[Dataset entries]
"""

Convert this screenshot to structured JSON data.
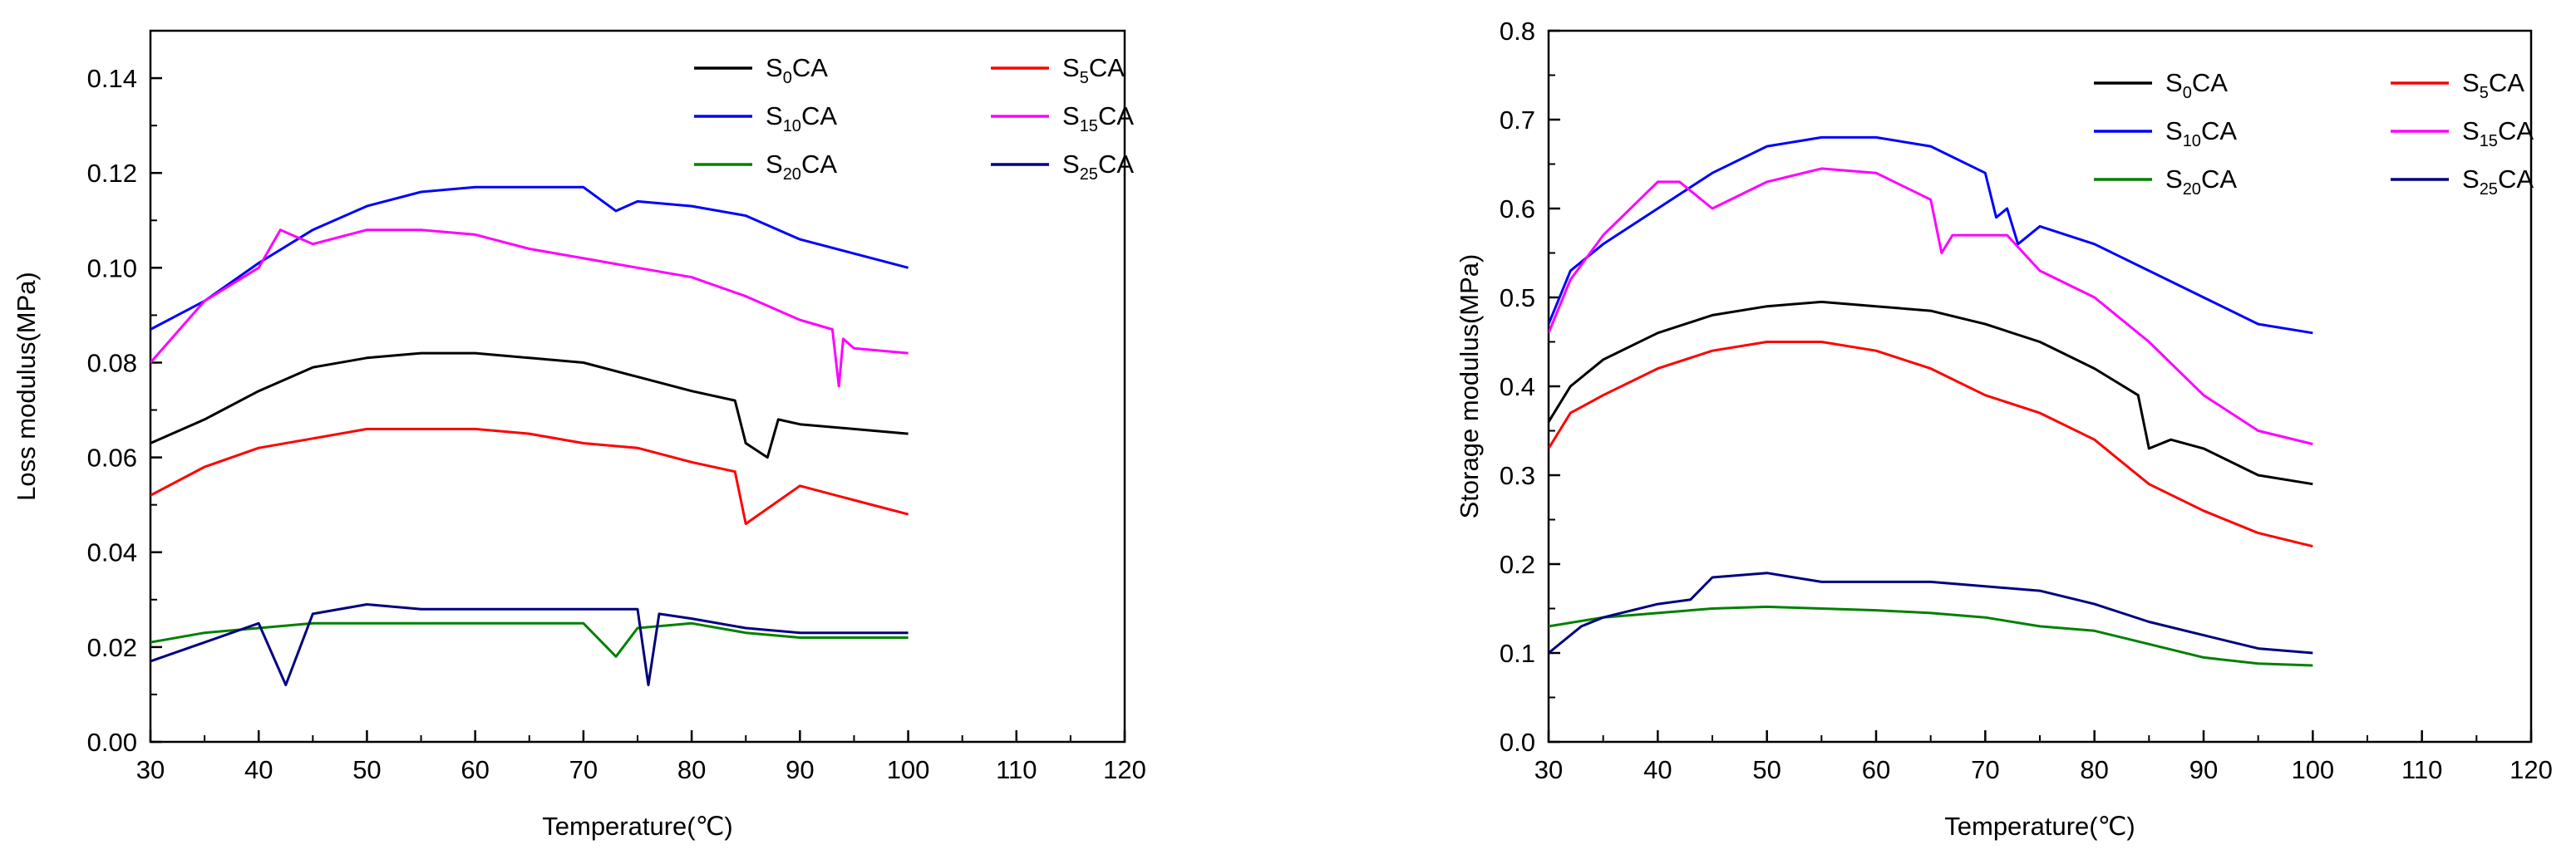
{
  "chart_data": [
    {
      "type": "line",
      "ylabel": "Loss modulus(MPa)",
      "xlabel": "Temperature(℃)",
      "xlim": [
        30,
        120
      ],
      "ylim": [
        0.0,
        0.15
      ],
      "xticks": [
        "30",
        "40",
        "50",
        "60",
        "70",
        "80",
        "90",
        "100",
        "110",
        "120"
      ],
      "yticks": [
        "0.00",
        "0.02",
        "0.04",
        "0.06",
        "0.08",
        "0.10",
        "0.12",
        "0.14"
      ],
      "legend_position": "top-right",
      "series": [
        {
          "name": "S0CA",
          "label_base": "S",
          "label_sub": "0",
          "label_rest": "CA",
          "color": "#000000",
          "x": [
            30,
            35,
            40,
            45,
            50,
            55,
            60,
            65,
            70,
            75,
            80,
            84,
            85,
            87,
            88,
            90,
            95,
            100
          ],
          "y": [
            0.063,
            0.068,
            0.074,
            0.079,
            0.081,
            0.082,
            0.082,
            0.081,
            0.08,
            0.077,
            0.074,
            0.072,
            0.063,
            0.06,
            0.068,
            0.067,
            0.066,
            0.065
          ]
        },
        {
          "name": "S5CA",
          "label_base": "S",
          "label_sub": "5",
          "label_rest": "CA",
          "color": "#ff0000",
          "x": [
            30,
            35,
            40,
            45,
            50,
            55,
            60,
            65,
            70,
            75,
            80,
            84,
            85,
            90,
            95,
            100
          ],
          "y": [
            0.052,
            0.058,
            0.062,
            0.064,
            0.066,
            0.066,
            0.066,
            0.065,
            0.063,
            0.062,
            0.059,
            0.057,
            0.046,
            0.054,
            0.051,
            0.048
          ]
        },
        {
          "name": "S10CA",
          "label_base": "S",
          "label_sub": "10",
          "label_rest": "CA",
          "color": "#0000ff",
          "x": [
            30,
            35,
            40,
            45,
            50,
            55,
            60,
            65,
            70,
            73,
            75,
            80,
            85,
            90,
            95,
            100
          ],
          "y": [
            0.087,
            0.093,
            0.101,
            0.108,
            0.113,
            0.116,
            0.117,
            0.117,
            0.117,
            0.112,
            0.114,
            0.113,
            0.111,
            0.106,
            0.103,
            0.1
          ]
        },
        {
          "name": "S15CA",
          "label_base": "S",
          "label_sub": "15",
          "label_rest": "CA",
          "color": "#ff00ff",
          "x": [
            30,
            35,
            40,
            42,
            45,
            50,
            55,
            60,
            65,
            70,
            75,
            80,
            85,
            90,
            93,
            93.6,
            94,
            95,
            100
          ],
          "y": [
            0.08,
            0.093,
            0.1,
            0.108,
            0.105,
            0.108,
            0.108,
            0.107,
            0.104,
            0.102,
            0.1,
            0.098,
            0.094,
            0.089,
            0.087,
            0.075,
            0.085,
            0.083,
            0.082
          ]
        },
        {
          "name": "S20CA",
          "label_base": "S",
          "label_sub": "20",
          "label_rest": "CA",
          "color": "#008000",
          "x": [
            30,
            35,
            40,
            45,
            50,
            55,
            60,
            65,
            70,
            73,
            75,
            80,
            85,
            90,
            95,
            100
          ],
          "y": [
            0.021,
            0.023,
            0.024,
            0.025,
            0.025,
            0.025,
            0.025,
            0.025,
            0.025,
            0.018,
            0.024,
            0.025,
            0.023,
            0.022,
            0.022,
            0.022
          ]
        },
        {
          "name": "S25CA",
          "label_base": "S",
          "label_sub": "25",
          "label_rest": "CA",
          "color": "#000080",
          "x": [
            30,
            35,
            40,
            42.5,
            45,
            50,
            55,
            60,
            65,
            70,
            75,
            76,
            77,
            80,
            85,
            90,
            95,
            100
          ],
          "y": [
            0.017,
            0.021,
            0.025,
            0.012,
            0.027,
            0.029,
            0.028,
            0.028,
            0.028,
            0.028,
            0.028,
            0.012,
            0.027,
            0.026,
            0.024,
            0.023,
            0.023,
            0.023
          ]
        }
      ]
    },
    {
      "type": "line",
      "ylabel": "Storage modulus(MPa)",
      "xlabel": "Temperature(℃)",
      "xlim": [
        30,
        120
      ],
      "ylim": [
        0.0,
        0.8
      ],
      "xticks": [
        "30",
        "40",
        "50",
        "60",
        "70",
        "80",
        "90",
        "100",
        "110",
        "120"
      ],
      "yticks": [
        "0.0",
        "0.1",
        "0.2",
        "0.3",
        "0.4",
        "0.5",
        "0.6",
        "0.7",
        "0.8"
      ],
      "legend_position": "top-right",
      "series": [
        {
          "name": "S0CA",
          "label_base": "S",
          "label_sub": "0",
          "label_rest": "CA",
          "color": "#000000",
          "x": [
            30,
            32,
            35,
            40,
            45,
            50,
            55,
            60,
            65,
            70,
            75,
            80,
            84,
            85,
            87,
            90,
            95,
            100
          ],
          "y": [
            0.36,
            0.4,
            0.43,
            0.46,
            0.48,
            0.49,
            0.495,
            0.49,
            0.485,
            0.47,
            0.45,
            0.42,
            0.39,
            0.33,
            0.34,
            0.33,
            0.3,
            0.29
          ]
        },
        {
          "name": "S5CA",
          "label_base": "S",
          "label_sub": "5",
          "label_rest": "CA",
          "color": "#ff0000",
          "x": [
            30,
            32,
            35,
            40,
            45,
            50,
            55,
            60,
            65,
            70,
            75,
            80,
            85,
            90,
            95,
            100
          ],
          "y": [
            0.33,
            0.37,
            0.39,
            0.42,
            0.44,
            0.45,
            0.45,
            0.44,
            0.42,
            0.39,
            0.37,
            0.34,
            0.29,
            0.26,
            0.235,
            0.22
          ]
        },
        {
          "name": "S10CA",
          "label_base": "S",
          "label_sub": "10",
          "label_rest": "CA",
          "color": "#0000ff",
          "x": [
            30,
            32,
            35,
            40,
            45,
            50,
            55,
            60,
            65,
            70,
            71,
            72,
            73,
            75,
            80,
            85,
            90,
            95,
            100
          ],
          "y": [
            0.47,
            0.53,
            0.56,
            0.6,
            0.64,
            0.67,
            0.68,
            0.68,
            0.67,
            0.64,
            0.59,
            0.6,
            0.56,
            0.58,
            0.56,
            0.53,
            0.5,
            0.47,
            0.46
          ]
        },
        {
          "name": "S15CA",
          "label_base": "S",
          "label_sub": "15",
          "label_rest": "CA",
          "color": "#ff00ff",
          "x": [
            30,
            32,
            35,
            40,
            42,
            45,
            50,
            55,
            60,
            65,
            66,
            67,
            70,
            72,
            75,
            80,
            85,
            90,
            95,
            100
          ],
          "y": [
            0.46,
            0.52,
            0.57,
            0.63,
            0.63,
            0.6,
            0.63,
            0.645,
            0.64,
            0.61,
            0.55,
            0.57,
            0.57,
            0.57,
            0.53,
            0.5,
            0.45,
            0.39,
            0.35,
            0.335
          ]
        },
        {
          "name": "S20CA",
          "label_base": "S",
          "label_sub": "20",
          "label_rest": "CA",
          "color": "#008000",
          "x": [
            30,
            35,
            40,
            45,
            50,
            55,
            60,
            65,
            70,
            75,
            80,
            85,
            90,
            95,
            100
          ],
          "y": [
            0.13,
            0.14,
            0.145,
            0.15,
            0.152,
            0.15,
            0.148,
            0.145,
            0.14,
            0.13,
            0.125,
            0.11,
            0.095,
            0.088,
            0.086
          ]
        },
        {
          "name": "S25CA",
          "label_base": "S",
          "label_sub": "25",
          "label_rest": "CA",
          "color": "#000080",
          "x": [
            30,
            33,
            35,
            40,
            43,
            45,
            50,
            55,
            60,
            65,
            70,
            75,
            80,
            85,
            90,
            95,
            100
          ],
          "y": [
            0.1,
            0.13,
            0.14,
            0.155,
            0.16,
            0.185,
            0.19,
            0.18,
            0.18,
            0.18,
            0.175,
            0.17,
            0.155,
            0.135,
            0.12,
            0.105,
            0.1
          ]
        }
      ]
    }
  ]
}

"""

● **PROBLEM DESCRIPTION**
Identify and extract each line of the listing that contains "ylabel".

● **EXERCISE RESPONSE**
      "ylabel": "Loss modulus(MPa)",
      "ylabel": "Storage modulus(MPa)",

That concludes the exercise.